## Dataset excerpt
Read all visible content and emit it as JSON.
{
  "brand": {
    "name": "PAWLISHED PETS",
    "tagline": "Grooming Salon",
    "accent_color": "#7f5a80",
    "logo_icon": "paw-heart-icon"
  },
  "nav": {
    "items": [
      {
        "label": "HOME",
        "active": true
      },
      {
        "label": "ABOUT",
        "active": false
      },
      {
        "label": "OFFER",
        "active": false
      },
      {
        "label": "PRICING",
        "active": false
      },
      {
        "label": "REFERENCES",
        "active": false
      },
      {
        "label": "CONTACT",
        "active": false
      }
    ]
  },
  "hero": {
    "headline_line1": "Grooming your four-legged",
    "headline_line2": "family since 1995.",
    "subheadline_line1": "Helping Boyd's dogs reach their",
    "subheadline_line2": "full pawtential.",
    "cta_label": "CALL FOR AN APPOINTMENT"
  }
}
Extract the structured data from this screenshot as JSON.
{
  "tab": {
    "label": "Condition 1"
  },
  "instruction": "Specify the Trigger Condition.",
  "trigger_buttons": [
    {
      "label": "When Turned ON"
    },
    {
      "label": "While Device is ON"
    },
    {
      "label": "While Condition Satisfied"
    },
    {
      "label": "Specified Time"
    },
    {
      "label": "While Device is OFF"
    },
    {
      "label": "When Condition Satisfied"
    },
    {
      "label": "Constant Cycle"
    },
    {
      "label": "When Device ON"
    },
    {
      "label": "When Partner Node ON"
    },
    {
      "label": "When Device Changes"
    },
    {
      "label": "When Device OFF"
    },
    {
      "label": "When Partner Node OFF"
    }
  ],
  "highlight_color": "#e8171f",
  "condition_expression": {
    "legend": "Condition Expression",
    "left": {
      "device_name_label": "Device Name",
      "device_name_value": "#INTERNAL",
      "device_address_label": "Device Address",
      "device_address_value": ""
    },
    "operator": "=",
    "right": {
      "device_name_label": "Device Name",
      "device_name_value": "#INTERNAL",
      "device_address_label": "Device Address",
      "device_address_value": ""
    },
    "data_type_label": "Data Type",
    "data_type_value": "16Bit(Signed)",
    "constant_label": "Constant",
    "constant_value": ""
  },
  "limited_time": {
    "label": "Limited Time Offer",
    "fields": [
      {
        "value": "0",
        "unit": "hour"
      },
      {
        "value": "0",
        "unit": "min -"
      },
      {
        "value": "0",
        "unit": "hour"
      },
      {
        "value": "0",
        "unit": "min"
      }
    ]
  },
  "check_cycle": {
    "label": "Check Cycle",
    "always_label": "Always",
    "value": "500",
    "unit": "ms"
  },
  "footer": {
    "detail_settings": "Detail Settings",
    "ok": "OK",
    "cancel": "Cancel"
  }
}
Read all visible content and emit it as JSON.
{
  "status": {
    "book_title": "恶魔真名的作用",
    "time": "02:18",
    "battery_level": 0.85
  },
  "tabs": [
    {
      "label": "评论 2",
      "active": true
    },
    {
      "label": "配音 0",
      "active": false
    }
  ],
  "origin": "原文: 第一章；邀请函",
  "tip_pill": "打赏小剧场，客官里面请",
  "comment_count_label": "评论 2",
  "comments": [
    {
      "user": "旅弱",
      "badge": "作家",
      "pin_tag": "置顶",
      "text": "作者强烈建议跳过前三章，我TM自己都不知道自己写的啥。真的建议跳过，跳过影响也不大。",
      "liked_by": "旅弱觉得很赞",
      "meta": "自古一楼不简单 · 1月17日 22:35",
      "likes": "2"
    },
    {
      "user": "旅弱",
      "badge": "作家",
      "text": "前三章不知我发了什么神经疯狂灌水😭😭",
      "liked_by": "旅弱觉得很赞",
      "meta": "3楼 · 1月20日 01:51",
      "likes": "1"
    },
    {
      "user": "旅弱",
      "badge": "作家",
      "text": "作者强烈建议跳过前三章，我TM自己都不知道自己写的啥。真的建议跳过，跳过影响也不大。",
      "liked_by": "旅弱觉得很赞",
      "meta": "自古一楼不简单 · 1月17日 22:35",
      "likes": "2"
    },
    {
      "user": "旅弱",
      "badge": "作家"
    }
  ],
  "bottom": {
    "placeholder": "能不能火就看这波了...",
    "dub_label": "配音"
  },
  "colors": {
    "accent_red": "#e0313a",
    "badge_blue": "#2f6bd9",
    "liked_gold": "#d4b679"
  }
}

## Challenge
Reproduce the listing in full. Keep it exactly as written.

## Result of this exercise
Read all visible content and emit it as JSON.
{
  "brand": {
    "name": "PAWLISHED PETS",
    "tagline": "Grooming Salon",
    "accent_color": "#7f5a80",
    "logo_icon": "paw-heart-icon"
  },
  "nav": {
    "items": [
      {
        "label": "HOME",
        "active": true
      },
      {
        "label": "ABOUT",
        "active": false
      },
      {
        "label": "OFFER",
        "active": false
      },
      {
        "label": "PRICING",
        "active": false
      },
      {
        "label": "REFERENCES",
        "active": false
      },
      {
        "label": "CONTACT",
        "active": false
      }
    ]
  },
  "hero": {
    "headline_line1": "Grooming your four-legged",
    "headline_line2": "family since 1995.",
    "subheadline_line1": "Helping Boyd's dogs reach their",
    "subheadline_line2": "full pawtential.",
    "cta_label": "CALL FOR AN APPOINTMENT"
  }
}
Extract the structured data from this screenshot as JSON.
{
  "tab": {
    "label": "Condition 1"
  },
  "instruction": "Specify the Trigger Condition.",
  "trigger_buttons": [
    {
      "label": "When Turned ON"
    },
    {
      "label": "While Device is ON"
    },
    {
      "label": "While Condition Satisfied"
    },
    {
      "label": "Specified Time"
    },
    {
      "label": "While Device is OFF"
    },
    {
      "label": "When Condition Satisfied"
    },
    {
      "label": "Constant Cycle"
    },
    {
      "label": "When Device ON"
    },
    {
      "label": "When Partner Node ON"
    },
    {
      "label": "When Device Changes"
    },
    {
      "label": "When Device OFF"
    },
    {
      "label": "When Partner Node OFF"
    }
  ],
  "highlight_color": "#e8171f",
  "condition_expression": {
    "legend": "Condition Expression",
    "left": {
      "device_name_label": "Device Name",
      "device_name_value": "#INTERNAL",
      "device_address_label": "Device Address",
      "device_address_value": ""
    },
    "operator": "=",
    "right": {
      "device_name_label": "Device Name",
      "device_name_value": "#INTERNAL",
      "device_address_label": "Device Address",
      "device_address_value": ""
    },
    "data_type_label": "Data Type",
    "data_type_value": "16Bit(Signed)",
    "constant_label": "Constant",
    "constant_value": ""
  },
  "limited_time": {
    "label": "Limited Time Offer",
    "fields": [
      {
        "value": "0",
        "unit": "hour"
      },
      {
        "value": "0",
        "unit": "min -"
      },
      {
        "value": "0",
        "unit": "hour"
      },
      {
        "value": "0",
        "unit": "min"
      }
    ]
  },
  "check_cycle": {
    "label": "Check Cycle",
    "always_label": "Always",
    "value": "500",
    "unit": "ms"
  },
  "footer": {
    "detail_settings": "Detail Settings",
    "ok": "OK",
    "cancel": "Cancel"
  }
}
Read all visible content and emit it as JSON.
{
  "status": {
    "book_title": "恶魔真名的作用",
    "time": "02:18",
    "battery_level": 0.85
  },
  "tabs": [
    {
      "label": "评论 2",
      "active": true
    },
    {
      "label": "配音 0",
      "active": false
    }
  ],
  "origin": "原文: 第一章；邀请函",
  "tip_pill": "打赏小剧场，客官里面请",
  "comment_count_label": "评论 2",
  "comments": [
    {
      "user": "旅弱",
      "badge": "作家",
      "pin_tag": "置顶",
      "text": "作者强烈建议跳过前三章，我TM自己都不知道自己写的啥。真的建议跳过，跳过影响也不大。",
      "liked_by": "旅弱觉得很赞",
      "meta": "自古一楼不简单 · 1月17日 22:35",
      "likes": "2"
    },
    {
      "user": "旅弱",
      "badge": "作家",
      "text": "前三章不知我发了什么神经疯狂灌水😭😭",
      "liked_by": "旅弱觉得很赞",
      "meta": "3楼 · 1月20日 01:51",
      "likes": "1"
    },
    {
      "user": "旅弱",
      "badge": "作家",
      "text": "作者强烈建议跳过前三章，我TM自己都不知道自己写的啥。真的建议跳过，跳过影响也不大。",
      "liked_by": "旅弱觉得很赞",
      "meta": "自古一楼不简单 · 1月17日 22:35",
      "likes": "2"
    },
    {
      "user": "旅弱",
      "badge": "作家"
    }
  ],
  "bottom": {
    "placeholder": "能不能火就看这波了...",
    "dub_label": "配音"
  },
  "colors": {
    "accent_red": "#e0313a",
    "badge_blue": "#2f6bd9",
    "liked_gold": "#d4b679"
  }
}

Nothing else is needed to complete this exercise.